■ Request:
Take the line that contains "What text is on this page?" and all lines after it, up to and including the last line of the data, and write them out exactly; nothing else belongs in the answer.

————

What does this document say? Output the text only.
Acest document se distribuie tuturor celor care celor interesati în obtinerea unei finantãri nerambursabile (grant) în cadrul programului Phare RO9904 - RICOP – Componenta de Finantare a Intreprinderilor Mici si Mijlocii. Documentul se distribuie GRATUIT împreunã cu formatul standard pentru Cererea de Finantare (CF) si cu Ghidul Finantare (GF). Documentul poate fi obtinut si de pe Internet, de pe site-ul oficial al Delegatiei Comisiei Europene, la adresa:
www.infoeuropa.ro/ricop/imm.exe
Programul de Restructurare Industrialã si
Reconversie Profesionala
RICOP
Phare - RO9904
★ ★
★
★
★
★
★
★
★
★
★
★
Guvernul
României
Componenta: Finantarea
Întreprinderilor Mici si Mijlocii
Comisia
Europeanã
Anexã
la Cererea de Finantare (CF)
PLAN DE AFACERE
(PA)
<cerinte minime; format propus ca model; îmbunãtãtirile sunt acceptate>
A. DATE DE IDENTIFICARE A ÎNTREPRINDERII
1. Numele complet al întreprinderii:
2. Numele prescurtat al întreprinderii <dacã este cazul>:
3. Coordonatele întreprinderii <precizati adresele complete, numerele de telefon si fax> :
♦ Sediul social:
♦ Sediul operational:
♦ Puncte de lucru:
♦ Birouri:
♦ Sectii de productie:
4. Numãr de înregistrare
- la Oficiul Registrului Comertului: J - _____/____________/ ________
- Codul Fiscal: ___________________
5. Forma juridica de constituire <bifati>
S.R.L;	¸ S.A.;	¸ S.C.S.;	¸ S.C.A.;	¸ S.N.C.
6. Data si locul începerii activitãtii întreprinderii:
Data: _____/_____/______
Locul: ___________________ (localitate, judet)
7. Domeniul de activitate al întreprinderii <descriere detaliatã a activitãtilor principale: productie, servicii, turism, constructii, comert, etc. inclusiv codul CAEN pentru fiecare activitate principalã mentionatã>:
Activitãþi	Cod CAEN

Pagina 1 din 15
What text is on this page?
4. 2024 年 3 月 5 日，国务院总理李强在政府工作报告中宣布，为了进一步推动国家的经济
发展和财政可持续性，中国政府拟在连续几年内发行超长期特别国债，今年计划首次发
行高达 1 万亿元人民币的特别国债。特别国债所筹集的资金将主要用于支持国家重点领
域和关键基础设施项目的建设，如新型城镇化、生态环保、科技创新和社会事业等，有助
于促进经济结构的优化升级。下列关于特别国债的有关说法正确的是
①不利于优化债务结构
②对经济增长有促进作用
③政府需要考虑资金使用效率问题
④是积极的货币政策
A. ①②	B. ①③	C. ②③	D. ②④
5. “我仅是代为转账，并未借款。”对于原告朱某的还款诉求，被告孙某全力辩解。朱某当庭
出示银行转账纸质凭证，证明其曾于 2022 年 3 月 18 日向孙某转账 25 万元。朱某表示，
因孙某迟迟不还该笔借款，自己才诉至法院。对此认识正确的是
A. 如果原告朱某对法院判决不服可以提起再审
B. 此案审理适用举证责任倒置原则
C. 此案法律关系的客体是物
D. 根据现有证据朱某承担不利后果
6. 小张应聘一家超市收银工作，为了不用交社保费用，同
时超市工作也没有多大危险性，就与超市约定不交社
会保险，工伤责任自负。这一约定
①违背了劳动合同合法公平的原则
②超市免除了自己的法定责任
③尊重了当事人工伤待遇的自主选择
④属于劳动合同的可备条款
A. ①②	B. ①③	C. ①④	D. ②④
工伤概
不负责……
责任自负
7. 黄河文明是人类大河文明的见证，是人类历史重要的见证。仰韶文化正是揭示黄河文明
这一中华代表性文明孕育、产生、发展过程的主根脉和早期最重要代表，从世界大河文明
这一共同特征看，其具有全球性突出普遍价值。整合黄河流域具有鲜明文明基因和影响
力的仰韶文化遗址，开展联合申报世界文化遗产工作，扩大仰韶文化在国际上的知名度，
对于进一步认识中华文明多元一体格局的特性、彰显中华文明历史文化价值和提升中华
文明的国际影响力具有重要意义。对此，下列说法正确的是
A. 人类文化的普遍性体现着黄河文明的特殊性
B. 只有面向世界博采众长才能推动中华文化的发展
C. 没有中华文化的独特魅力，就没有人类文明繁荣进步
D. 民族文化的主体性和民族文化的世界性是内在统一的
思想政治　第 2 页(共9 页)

————

■ Output below:
What text is on this page?
4. 2024 年 3 月 5 日，国务院总理李强在政府工作报告中宣布，为了进一步推动国家的经济
发展和财政可持续性，中国政府拟在连续几年内发行超长期特别国债，今年计划首次发
行高达 1 万亿元人民币的特别国债。特别国债所筹集的资金将主要用于支持国家重点领
域和关键基础设施项目的建设，如新型城镇化、生态环保、科技创新和社会事业等，有助
于促进经济结构的优化升级。下列关于特别国债的有关说法正确的是
①不利于优化债务结构
②对经济增长有促进作用
③政府需要考虑资金使用效率问题
④是积极的货币政策
A. ①②	B. ①③	C. ②③	D. ②④
5. “我仅是代为转账，并未借款。”对于原告朱某的还款诉求，被告孙某全力辩解。朱某当庭
出示银行转账纸质凭证，证明其曾于 2022 年 3 月 18 日向孙某转账 25 万元。朱某表示，
因孙某迟迟不还该笔借款，自己才诉至法院。对此认识正确的是
A. 如果原告朱某对法院判决不服可以提起再审
B. 此案审理适用举证责任倒置原则
C. 此案法律关系的客体是物
D. 根据现有证据朱某承担不利后果
6. 小张应聘一家超市收银工作，为了不用交社保费用，同
时超市工作也没有多大危险性，就与超市约定不交社
会保险，工伤责任自负。这一约定
①违背了劳动合同合法公平的原则
②超市免除了自己的法定责任
③尊重了当事人工伤待遇的自主选择
④属于劳动合同的可备条款
A. ①②	B. ①③	C. ①④	D. ②④
工伤概
不负责……
责任自负
7. 黄河文明是人类大河文明的见证，是人类历史重要的见证。仰韶文化正是揭示黄河文明
这一中华代表性文明孕育、产生、发展过程的主根脉和早期最重要代表，从世界大河文明
这一共同特征看，其具有全球性突出普遍价值。整合黄河流域具有鲜明文明基因和影响
力的仰韶文化遗址，开展联合申报世界文化遗产工作，扩大仰韶文化在国际上的知名度，
对于进一步认识中华文明多元一体格局的特性、彰显中华文明历史文化价值和提升中华
文明的国际影响力具有重要意义。对此，下列说法正确的是
A. 人类文化的普遍性体现着黄河文明的特殊性
B. 只有面向世界博采众长才能推动中华文化的发展
C. 没有中华文化的独特魅力，就没有人类文明繁荣进步
D. 民族文化的主体性和民族文化的世界性是内在统一的
思想政治　第 2 页(共9 页)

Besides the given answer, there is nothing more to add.